[Stored items from a collection]
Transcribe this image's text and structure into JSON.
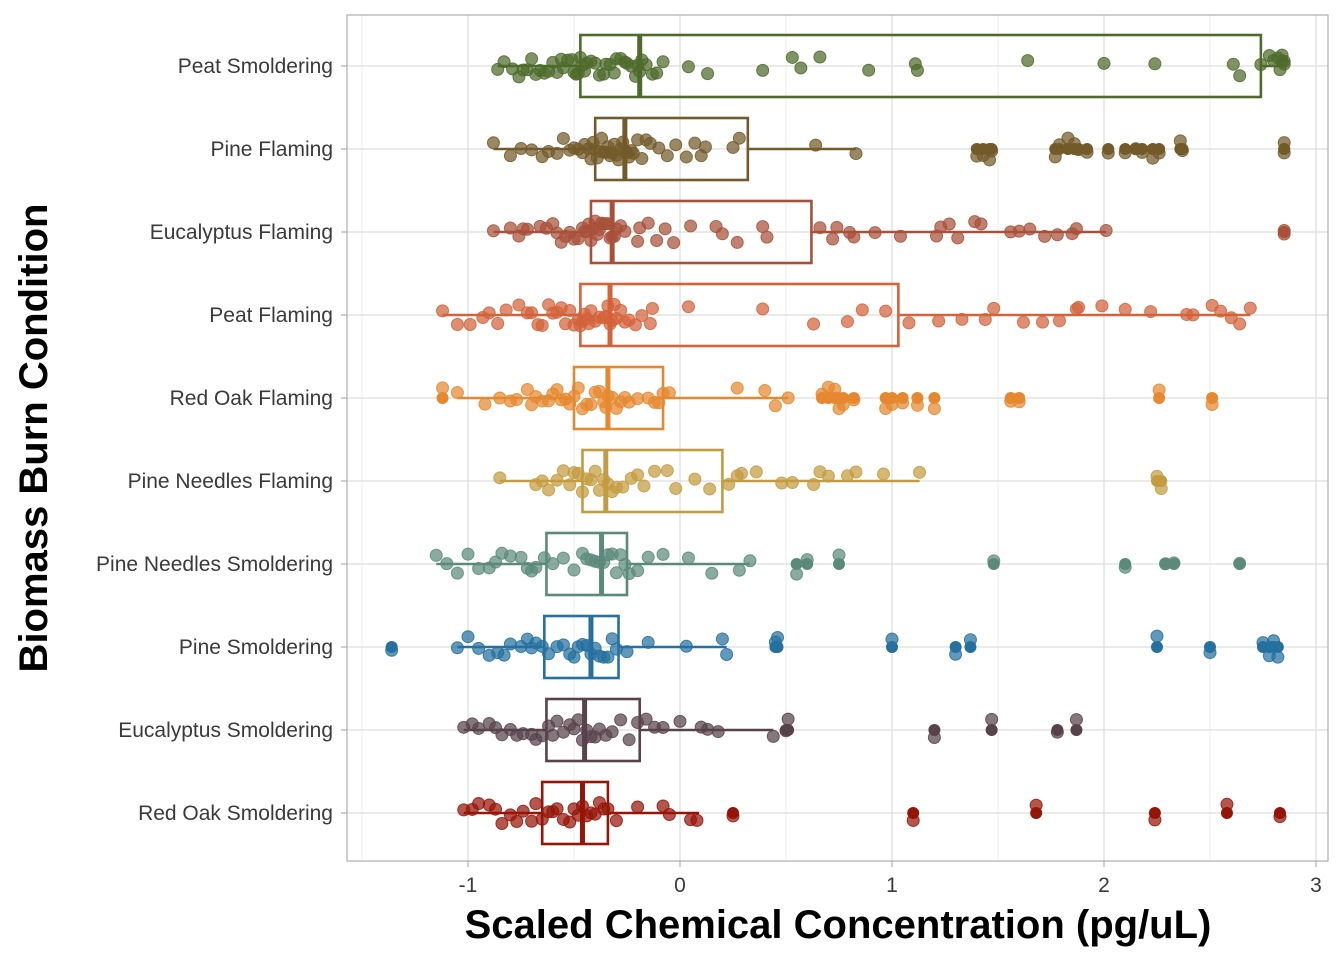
{
  "chart_data": {
    "type": "boxplot-jitter",
    "title": "",
    "xlabel": "Scaled Chemical Concentration (pg/uL)",
    "ylabel": "Biomass Burn Condition",
    "xlim": [
      -1.58,
      3.05
    ],
    "x_ticks": [
      -1,
      0,
      1,
      2,
      3
    ],
    "x_tick_labels": [
      "-1",
      "0",
      "1",
      "2",
      "3"
    ],
    "grid": true,
    "legend": "none",
    "categories": [
      "Peat Smoldering",
      "Pine Flaming",
      "Eucalyptus Flaming",
      "Peat Flaming",
      "Red Oak Flaming",
      "Pine Needles Flaming",
      "Pine Needles Smoldering",
      "Pine Smoldering",
      "Eucalyptus Smoldering",
      "Red Oak Smoldering"
    ],
    "series": [
      {
        "name": "Peat Smoldering",
        "color": "#4E6B2B",
        "q1": -0.47,
        "median": -0.19,
        "q3": 2.74,
        "whisker_low": -0.86,
        "whisker_high": 2.85,
        "points": [
          -0.86,
          -0.83,
          -0.79,
          -0.76,
          -0.74,
          -0.72,
          -0.7,
          -0.68,
          -0.66,
          -0.64,
          -0.62,
          -0.6,
          -0.58,
          -0.56,
          -0.55,
          -0.53,
          -0.51,
          -0.5,
          -0.49,
          -0.48,
          -0.47,
          -0.46,
          -0.45,
          -0.44,
          -0.42,
          -0.4,
          -0.38,
          -0.36,
          -0.35,
          -0.33,
          -0.31,
          -0.3,
          -0.28,
          -0.26,
          -0.25,
          -0.23,
          -0.21,
          -0.2,
          -0.19,
          -0.18,
          -0.16,
          -0.13,
          -0.11,
          -0.08,
          0.04,
          0.13,
          0.39,
          0.53,
          0.57,
          0.66,
          0.89,
          1.11,
          1.12,
          1.64,
          2.0,
          2.24,
          2.61,
          2.64,
          2.74,
          2.78,
          2.8,
          2.82,
          2.83,
          2.84,
          2.84,
          2.85,
          2.85
        ]
      },
      {
        "name": "Pine Flaming",
        "color": "#735A2A",
        "q1": -0.4,
        "median": -0.26,
        "q3": 0.32,
        "whisker_low": -0.88,
        "whisker_high": 0.83,
        "points": [
          -0.88,
          -0.8,
          -0.75,
          -0.7,
          -0.65,
          -0.62,
          -0.58,
          -0.55,
          -0.52,
          -0.5,
          -0.48,
          -0.46,
          -0.45,
          -0.43,
          -0.42,
          -0.41,
          -0.4,
          -0.39,
          -0.38,
          -0.37,
          -0.36,
          -0.35,
          -0.34,
          -0.33,
          -0.32,
          -0.31,
          -0.3,
          -0.29,
          -0.28,
          -0.27,
          -0.26,
          -0.25,
          -0.24,
          -0.23,
          -0.22,
          -0.2,
          -0.18,
          -0.16,
          -0.14,
          -0.1,
          -0.06,
          -0.02,
          0.03,
          0.07,
          0.1,
          0.12,
          0.25,
          0.28,
          0.64,
          0.83,
          1.4,
          1.43,
          1.46,
          1.47,
          1.77,
          1.79,
          1.83,
          1.86,
          1.88,
          1.92,
          2.02,
          2.1,
          2.15,
          2.18,
          2.23,
          2.26,
          2.36,
          2.37,
          2.85,
          2.85
        ]
      },
      {
        "name": "Eucalyptus Flaming",
        "color": "#A8503A",
        "q1": -0.42,
        "median": -0.32,
        "q3": 0.62,
        "whisker_low": -0.88,
        "whisker_high": 2.01,
        "points": [
          -0.88,
          -0.8,
          -0.76,
          -0.74,
          -0.72,
          -0.66,
          -0.63,
          -0.6,
          -0.58,
          -0.56,
          -0.54,
          -0.52,
          -0.5,
          -0.48,
          -0.46,
          -0.45,
          -0.44,
          -0.43,
          -0.42,
          -0.41,
          -0.4,
          -0.39,
          -0.38,
          -0.37,
          -0.36,
          -0.35,
          -0.34,
          -0.33,
          -0.32,
          -0.31,
          -0.3,
          -0.28,
          -0.26,
          -0.2,
          -0.19,
          -0.15,
          -0.11,
          -0.07,
          -0.03,
          0.05,
          0.17,
          0.2,
          0.27,
          0.39,
          0.41,
          0.66,
          0.72,
          0.74,
          0.8,
          0.82,
          0.92,
          1.04,
          1.21,
          1.23,
          1.27,
          1.31,
          1.39,
          1.42,
          1.56,
          1.6,
          1.65,
          1.72,
          1.78,
          1.85,
          1.87,
          2.01,
          2.85,
          2.85
        ]
      },
      {
        "name": "Peat Flaming",
        "color": "#D2633A",
        "q1": -0.47,
        "median": -0.33,
        "q3": 1.03,
        "whisker_low": -1.12,
        "whisker_high": 2.69,
        "points": [
          -1.12,
          -1.05,
          -0.99,
          -0.93,
          -0.9,
          -0.86,
          -0.82,
          -0.76,
          -0.72,
          -0.7,
          -0.67,
          -0.65,
          -0.62,
          -0.6,
          -0.58,
          -0.56,
          -0.54,
          -0.52,
          -0.5,
          -0.48,
          -0.47,
          -0.46,
          -0.45,
          -0.44,
          -0.43,
          -0.42,
          -0.4,
          -0.38,
          -0.36,
          -0.35,
          -0.34,
          -0.33,
          -0.32,
          -0.31,
          -0.3,
          -0.28,
          -0.26,
          -0.24,
          -0.21,
          -0.18,
          -0.14,
          -0.13,
          0.04,
          0.39,
          0.63,
          0.79,
          0.86,
          0.97,
          1.08,
          1.22,
          1.33,
          1.44,
          1.48,
          1.62,
          1.71,
          1.79,
          1.87,
          1.88,
          1.99,
          2.1,
          2.22,
          2.39,
          2.42,
          2.51,
          2.55,
          2.6,
          2.64,
          2.69
        ]
      },
      {
        "name": "Red Oak Flaming",
        "color": "#E5882F",
        "q1": -0.5,
        "median": -0.34,
        "q3": -0.08,
        "whisker_low": -1.05,
        "whisker_high": 0.51,
        "points": [
          -1.12,
          -1.05,
          -0.92,
          -0.85,
          -0.8,
          -0.77,
          -0.72,
          -0.7,
          -0.68,
          -0.65,
          -0.62,
          -0.6,
          -0.58,
          -0.56,
          -0.54,
          -0.52,
          -0.5,
          -0.48,
          -0.46,
          -0.44,
          -0.42,
          -0.4,
          -0.38,
          -0.36,
          -0.35,
          -0.34,
          -0.32,
          -0.3,
          -0.28,
          -0.26,
          -0.24,
          -0.2,
          -0.15,
          -0.12,
          -0.1,
          -0.08,
          -0.05,
          0.27,
          0.4,
          0.45,
          0.51,
          0.67,
          0.7,
          0.73,
          0.75,
          0.77,
          0.82,
          0.97,
          1.0,
          1.05,
          1.12,
          1.2,
          1.56,
          1.6,
          2.26,
          2.51
        ]
      },
      {
        "name": "Pine Needles Flaming",
        "color": "#C49B40",
        "q1": -0.46,
        "median": -0.35,
        "q3": 0.2,
        "whisker_low": -0.85,
        "whisker_high": 1.13,
        "points": [
          -0.85,
          -0.68,
          -0.65,
          -0.62,
          -0.58,
          -0.55,
          -0.52,
          -0.5,
          -0.48,
          -0.46,
          -0.44,
          -0.42,
          -0.4,
          -0.38,
          -0.36,
          -0.34,
          -0.32,
          -0.3,
          -0.27,
          -0.23,
          -0.2,
          -0.17,
          -0.12,
          -0.06,
          -0.02,
          0.07,
          0.14,
          0.23,
          0.27,
          0.29,
          0.36,
          0.48,
          0.53,
          0.63,
          0.66,
          0.7,
          0.79,
          0.83,
          0.96,
          1.13,
          2.25,
          2.27
        ]
      },
      {
        "name": "Pine Needles Smoldering",
        "color": "#5B8A7B",
        "q1": -0.63,
        "median": -0.37,
        "q3": -0.25,
        "whisker_low": -1.15,
        "whisker_high": 0.33,
        "points": [
          -1.15,
          -1.1,
          -1.05,
          -1.0,
          -0.95,
          -0.9,
          -0.87,
          -0.84,
          -0.8,
          -0.75,
          -0.72,
          -0.7,
          -0.68,
          -0.64,
          -0.6,
          -0.55,
          -0.5,
          -0.46,
          -0.44,
          -0.42,
          -0.4,
          -0.38,
          -0.36,
          -0.34,
          -0.32,
          -0.3,
          -0.28,
          -0.26,
          -0.24,
          -0.2,
          -0.15,
          -0.08,
          0.04,
          0.15,
          0.28,
          0.33,
          0.55,
          0.6,
          0.75,
          1.48,
          2.1,
          2.29,
          2.33,
          2.64
        ]
      },
      {
        "name": "Pine Smoldering",
        "color": "#25709F",
        "q1": -0.64,
        "median": -0.42,
        "q3": -0.29,
        "whisker_low": -1.05,
        "whisker_high": 0.22,
        "points": [
          -1.36,
          -1.05,
          -1.0,
          -0.95,
          -0.9,
          -0.86,
          -0.83,
          -0.8,
          -0.75,
          -0.72,
          -0.7,
          -0.68,
          -0.65,
          -0.62,
          -0.58,
          -0.55,
          -0.52,
          -0.5,
          -0.48,
          -0.46,
          -0.44,
          -0.42,
          -0.4,
          -0.38,
          -0.36,
          -0.34,
          -0.32,
          -0.3,
          -0.25,
          -0.15,
          0.03,
          0.2,
          0.22,
          0.45,
          0.46,
          1.0,
          1.3,
          1.37,
          2.25,
          2.5,
          2.75,
          2.78,
          2.8,
          2.82
        ]
      },
      {
        "name": "Eucalyptus Smoldering",
        "color": "#58434B",
        "q1": -0.63,
        "median": -0.45,
        "q3": -0.19,
        "whisker_low": -1.02,
        "whisker_high": 0.44,
        "points": [
          -1.02,
          -0.98,
          -0.95,
          -0.9,
          -0.87,
          -0.84,
          -0.8,
          -0.77,
          -0.74,
          -0.7,
          -0.68,
          -0.65,
          -0.62,
          -0.6,
          -0.58,
          -0.55,
          -0.52,
          -0.5,
          -0.48,
          -0.46,
          -0.44,
          -0.42,
          -0.4,
          -0.38,
          -0.35,
          -0.32,
          -0.28,
          -0.24,
          -0.2,
          -0.16,
          -0.12,
          -0.08,
          0.0,
          0.1,
          0.13,
          0.18,
          0.44,
          0.5,
          0.51,
          1.2,
          1.47,
          1.78,
          1.87
        ]
      },
      {
        "name": "Red Oak Smoldering",
        "color": "#951508",
        "q1": -0.65,
        "median": -0.46,
        "q3": -0.34,
        "whisker_low": -1.02,
        "whisker_high": 0.09,
        "points": [
          -1.02,
          -0.98,
          -0.95,
          -0.9,
          -0.87,
          -0.84,
          -0.8,
          -0.77,
          -0.74,
          -0.7,
          -0.68,
          -0.65,
          -0.62,
          -0.6,
          -0.58,
          -0.55,
          -0.52,
          -0.5,
          -0.48,
          -0.46,
          -0.44,
          -0.42,
          -0.4,
          -0.38,
          -0.36,
          -0.34,
          -0.3,
          -0.2,
          -0.08,
          -0.05,
          0.05,
          0.08,
          0.25,
          1.1,
          1.68,
          2.24,
          2.58,
          2.83
        ]
      }
    ]
  }
}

DO THIS
Show all lines from the records above where the word "name" occurs.

TASK ANSWER
        "name": "Peat Smoldering",
        "name": "Pine Flaming",
        "name": "Eucalyptus Flaming",
        "name": "Peat Flaming",
        "name": "Red Oak Flaming",
        "name": "Pine Needles Flaming",
        "name": "Pine Needles Smoldering",
        "name": "Pine Smoldering",
        "name": "Eucalyptus Smoldering",
        "name": "Red Oak Smoldering",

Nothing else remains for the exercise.